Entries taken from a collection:
★ ★ ★ ★

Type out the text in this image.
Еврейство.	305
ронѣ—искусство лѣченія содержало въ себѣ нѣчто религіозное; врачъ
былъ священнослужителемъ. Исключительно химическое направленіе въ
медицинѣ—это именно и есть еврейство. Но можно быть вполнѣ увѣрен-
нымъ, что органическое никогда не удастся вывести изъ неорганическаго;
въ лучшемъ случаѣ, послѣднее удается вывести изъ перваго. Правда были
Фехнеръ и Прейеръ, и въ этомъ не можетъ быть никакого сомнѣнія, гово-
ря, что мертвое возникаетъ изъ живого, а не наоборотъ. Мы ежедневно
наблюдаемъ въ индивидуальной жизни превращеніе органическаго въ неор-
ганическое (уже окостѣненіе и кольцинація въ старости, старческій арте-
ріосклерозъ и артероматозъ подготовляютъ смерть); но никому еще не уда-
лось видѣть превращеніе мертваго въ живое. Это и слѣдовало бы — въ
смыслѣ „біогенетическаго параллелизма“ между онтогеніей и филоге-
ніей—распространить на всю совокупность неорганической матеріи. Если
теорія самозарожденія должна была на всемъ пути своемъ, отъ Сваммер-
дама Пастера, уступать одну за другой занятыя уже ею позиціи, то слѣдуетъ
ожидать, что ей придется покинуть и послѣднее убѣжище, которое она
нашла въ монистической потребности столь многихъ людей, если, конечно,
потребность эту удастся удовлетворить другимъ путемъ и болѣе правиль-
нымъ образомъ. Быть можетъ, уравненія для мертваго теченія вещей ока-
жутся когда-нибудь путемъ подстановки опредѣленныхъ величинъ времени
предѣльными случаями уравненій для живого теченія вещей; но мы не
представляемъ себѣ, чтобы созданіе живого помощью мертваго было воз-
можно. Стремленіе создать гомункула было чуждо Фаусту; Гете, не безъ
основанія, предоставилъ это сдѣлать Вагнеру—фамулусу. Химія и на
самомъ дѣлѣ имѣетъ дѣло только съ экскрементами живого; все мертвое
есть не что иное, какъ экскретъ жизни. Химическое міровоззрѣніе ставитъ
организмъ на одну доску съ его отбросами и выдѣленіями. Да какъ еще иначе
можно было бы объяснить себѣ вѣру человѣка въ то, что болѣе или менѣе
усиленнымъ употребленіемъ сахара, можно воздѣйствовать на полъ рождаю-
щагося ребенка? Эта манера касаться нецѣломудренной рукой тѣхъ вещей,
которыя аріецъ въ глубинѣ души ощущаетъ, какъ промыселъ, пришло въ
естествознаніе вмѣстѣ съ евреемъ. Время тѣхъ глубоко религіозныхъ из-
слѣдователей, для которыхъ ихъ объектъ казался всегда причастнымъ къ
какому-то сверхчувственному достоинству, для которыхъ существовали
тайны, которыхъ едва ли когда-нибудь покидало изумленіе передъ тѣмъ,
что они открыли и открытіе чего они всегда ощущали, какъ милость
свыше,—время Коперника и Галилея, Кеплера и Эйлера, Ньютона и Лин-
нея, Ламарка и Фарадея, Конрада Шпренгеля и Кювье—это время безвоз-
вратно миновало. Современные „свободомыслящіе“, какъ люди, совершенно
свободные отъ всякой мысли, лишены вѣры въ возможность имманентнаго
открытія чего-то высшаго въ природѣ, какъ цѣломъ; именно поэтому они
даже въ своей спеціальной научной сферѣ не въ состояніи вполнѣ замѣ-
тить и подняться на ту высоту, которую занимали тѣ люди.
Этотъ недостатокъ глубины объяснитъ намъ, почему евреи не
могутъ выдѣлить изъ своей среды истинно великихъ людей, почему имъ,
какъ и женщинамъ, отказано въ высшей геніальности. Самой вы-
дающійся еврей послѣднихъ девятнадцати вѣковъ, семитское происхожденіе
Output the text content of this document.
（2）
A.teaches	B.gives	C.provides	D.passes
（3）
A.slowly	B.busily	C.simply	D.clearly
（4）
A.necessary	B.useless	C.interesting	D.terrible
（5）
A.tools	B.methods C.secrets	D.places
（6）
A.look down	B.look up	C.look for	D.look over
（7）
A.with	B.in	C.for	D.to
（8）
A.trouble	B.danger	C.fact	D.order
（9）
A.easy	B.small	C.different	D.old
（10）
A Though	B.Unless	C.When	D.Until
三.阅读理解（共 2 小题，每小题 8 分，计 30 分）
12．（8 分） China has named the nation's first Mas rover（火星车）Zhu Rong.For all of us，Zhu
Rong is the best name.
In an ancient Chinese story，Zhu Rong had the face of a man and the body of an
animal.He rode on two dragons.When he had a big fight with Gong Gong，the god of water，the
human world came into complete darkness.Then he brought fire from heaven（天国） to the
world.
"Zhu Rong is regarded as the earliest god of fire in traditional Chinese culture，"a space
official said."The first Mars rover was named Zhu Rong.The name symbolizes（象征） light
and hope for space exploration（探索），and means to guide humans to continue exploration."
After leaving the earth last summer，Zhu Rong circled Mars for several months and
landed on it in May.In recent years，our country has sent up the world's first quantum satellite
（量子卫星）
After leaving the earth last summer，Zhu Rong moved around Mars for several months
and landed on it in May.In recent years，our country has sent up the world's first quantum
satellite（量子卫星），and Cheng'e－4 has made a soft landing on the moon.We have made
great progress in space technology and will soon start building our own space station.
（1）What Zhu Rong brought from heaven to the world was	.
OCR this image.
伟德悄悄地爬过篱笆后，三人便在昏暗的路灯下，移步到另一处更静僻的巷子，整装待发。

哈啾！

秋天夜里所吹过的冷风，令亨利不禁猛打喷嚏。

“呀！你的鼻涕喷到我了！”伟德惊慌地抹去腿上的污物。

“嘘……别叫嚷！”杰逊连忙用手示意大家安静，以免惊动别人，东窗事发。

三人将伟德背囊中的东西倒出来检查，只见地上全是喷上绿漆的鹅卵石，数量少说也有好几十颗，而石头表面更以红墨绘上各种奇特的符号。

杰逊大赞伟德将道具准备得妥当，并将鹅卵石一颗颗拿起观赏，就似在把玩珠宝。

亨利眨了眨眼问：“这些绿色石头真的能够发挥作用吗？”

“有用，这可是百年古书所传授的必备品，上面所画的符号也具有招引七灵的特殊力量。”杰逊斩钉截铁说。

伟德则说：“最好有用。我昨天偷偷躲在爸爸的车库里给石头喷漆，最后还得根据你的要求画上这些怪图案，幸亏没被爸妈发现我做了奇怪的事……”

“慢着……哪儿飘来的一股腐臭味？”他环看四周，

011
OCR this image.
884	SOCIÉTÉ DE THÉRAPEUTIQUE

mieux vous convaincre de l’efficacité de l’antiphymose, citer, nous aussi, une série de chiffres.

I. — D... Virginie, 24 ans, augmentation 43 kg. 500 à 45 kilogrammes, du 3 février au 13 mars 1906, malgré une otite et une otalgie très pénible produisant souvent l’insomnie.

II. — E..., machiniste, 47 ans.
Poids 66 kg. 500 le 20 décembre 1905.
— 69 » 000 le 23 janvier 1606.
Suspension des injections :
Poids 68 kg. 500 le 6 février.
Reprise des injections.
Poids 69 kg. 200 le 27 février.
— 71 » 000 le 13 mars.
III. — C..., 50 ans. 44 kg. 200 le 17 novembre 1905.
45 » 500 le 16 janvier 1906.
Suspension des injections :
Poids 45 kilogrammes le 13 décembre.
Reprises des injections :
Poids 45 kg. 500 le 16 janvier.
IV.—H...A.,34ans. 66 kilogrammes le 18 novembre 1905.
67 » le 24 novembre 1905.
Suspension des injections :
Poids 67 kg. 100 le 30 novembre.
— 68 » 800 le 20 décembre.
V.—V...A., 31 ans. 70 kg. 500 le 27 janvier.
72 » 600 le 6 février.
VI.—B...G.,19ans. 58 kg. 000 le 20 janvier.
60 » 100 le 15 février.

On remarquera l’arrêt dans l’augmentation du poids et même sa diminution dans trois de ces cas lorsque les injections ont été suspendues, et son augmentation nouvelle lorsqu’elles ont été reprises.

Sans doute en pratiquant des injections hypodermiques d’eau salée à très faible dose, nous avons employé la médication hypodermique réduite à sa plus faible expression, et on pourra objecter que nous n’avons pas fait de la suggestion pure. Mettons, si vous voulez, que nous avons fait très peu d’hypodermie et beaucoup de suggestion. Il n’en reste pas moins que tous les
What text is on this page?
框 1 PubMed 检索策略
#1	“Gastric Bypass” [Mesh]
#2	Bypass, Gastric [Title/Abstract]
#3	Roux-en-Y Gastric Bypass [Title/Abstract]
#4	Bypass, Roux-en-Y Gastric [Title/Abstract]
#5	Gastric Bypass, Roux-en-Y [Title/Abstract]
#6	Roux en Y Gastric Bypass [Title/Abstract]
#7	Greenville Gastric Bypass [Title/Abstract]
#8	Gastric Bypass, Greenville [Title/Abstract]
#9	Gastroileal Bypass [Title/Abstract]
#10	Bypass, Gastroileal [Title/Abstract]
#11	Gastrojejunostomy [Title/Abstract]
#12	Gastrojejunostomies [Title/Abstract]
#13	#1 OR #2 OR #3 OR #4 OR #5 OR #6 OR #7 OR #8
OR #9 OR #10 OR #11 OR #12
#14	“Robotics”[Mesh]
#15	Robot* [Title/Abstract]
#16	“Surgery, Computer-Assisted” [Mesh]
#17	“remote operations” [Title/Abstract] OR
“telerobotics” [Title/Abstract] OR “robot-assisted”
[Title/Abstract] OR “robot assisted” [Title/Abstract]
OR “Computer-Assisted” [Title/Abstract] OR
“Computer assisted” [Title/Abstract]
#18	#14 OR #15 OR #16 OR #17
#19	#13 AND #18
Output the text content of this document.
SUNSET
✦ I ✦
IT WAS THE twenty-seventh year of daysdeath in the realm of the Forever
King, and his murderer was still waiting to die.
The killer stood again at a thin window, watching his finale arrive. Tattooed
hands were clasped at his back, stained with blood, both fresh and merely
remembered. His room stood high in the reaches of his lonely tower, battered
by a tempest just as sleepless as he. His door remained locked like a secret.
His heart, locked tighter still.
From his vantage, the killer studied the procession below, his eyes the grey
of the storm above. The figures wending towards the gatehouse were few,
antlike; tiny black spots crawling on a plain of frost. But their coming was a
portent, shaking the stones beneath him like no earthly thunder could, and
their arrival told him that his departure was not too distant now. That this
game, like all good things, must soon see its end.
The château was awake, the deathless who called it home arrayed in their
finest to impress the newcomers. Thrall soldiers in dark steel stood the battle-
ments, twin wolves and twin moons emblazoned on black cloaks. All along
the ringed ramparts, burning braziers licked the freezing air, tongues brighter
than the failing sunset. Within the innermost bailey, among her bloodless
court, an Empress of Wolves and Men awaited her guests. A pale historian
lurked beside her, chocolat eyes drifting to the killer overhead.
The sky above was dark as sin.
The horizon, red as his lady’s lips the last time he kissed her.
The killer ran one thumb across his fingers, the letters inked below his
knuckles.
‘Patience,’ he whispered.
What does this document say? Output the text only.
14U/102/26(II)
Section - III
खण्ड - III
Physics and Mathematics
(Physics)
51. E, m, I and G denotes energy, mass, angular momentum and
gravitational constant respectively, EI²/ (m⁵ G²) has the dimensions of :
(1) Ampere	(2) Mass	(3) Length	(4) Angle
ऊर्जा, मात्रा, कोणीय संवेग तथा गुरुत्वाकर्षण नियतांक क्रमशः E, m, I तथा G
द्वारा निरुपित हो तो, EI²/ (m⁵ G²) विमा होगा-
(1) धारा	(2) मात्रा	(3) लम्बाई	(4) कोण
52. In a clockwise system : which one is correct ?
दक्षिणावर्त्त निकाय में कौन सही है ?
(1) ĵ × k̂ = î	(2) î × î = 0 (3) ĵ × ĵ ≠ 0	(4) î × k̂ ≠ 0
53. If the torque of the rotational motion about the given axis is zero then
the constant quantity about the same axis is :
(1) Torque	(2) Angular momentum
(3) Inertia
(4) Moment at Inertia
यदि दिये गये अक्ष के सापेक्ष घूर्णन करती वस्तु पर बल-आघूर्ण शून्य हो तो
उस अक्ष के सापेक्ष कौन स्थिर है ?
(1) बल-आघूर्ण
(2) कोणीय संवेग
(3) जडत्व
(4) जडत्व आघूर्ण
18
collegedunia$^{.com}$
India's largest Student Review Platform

★ ★ ★ ★

Written task: Pick out every line of the listing containing the word "were", and show those lines.

Reply to the task:
hands were clasped at his back, stained with blood, both fresh and merely
of the storm above. The figures wending towards the gatehouse were few,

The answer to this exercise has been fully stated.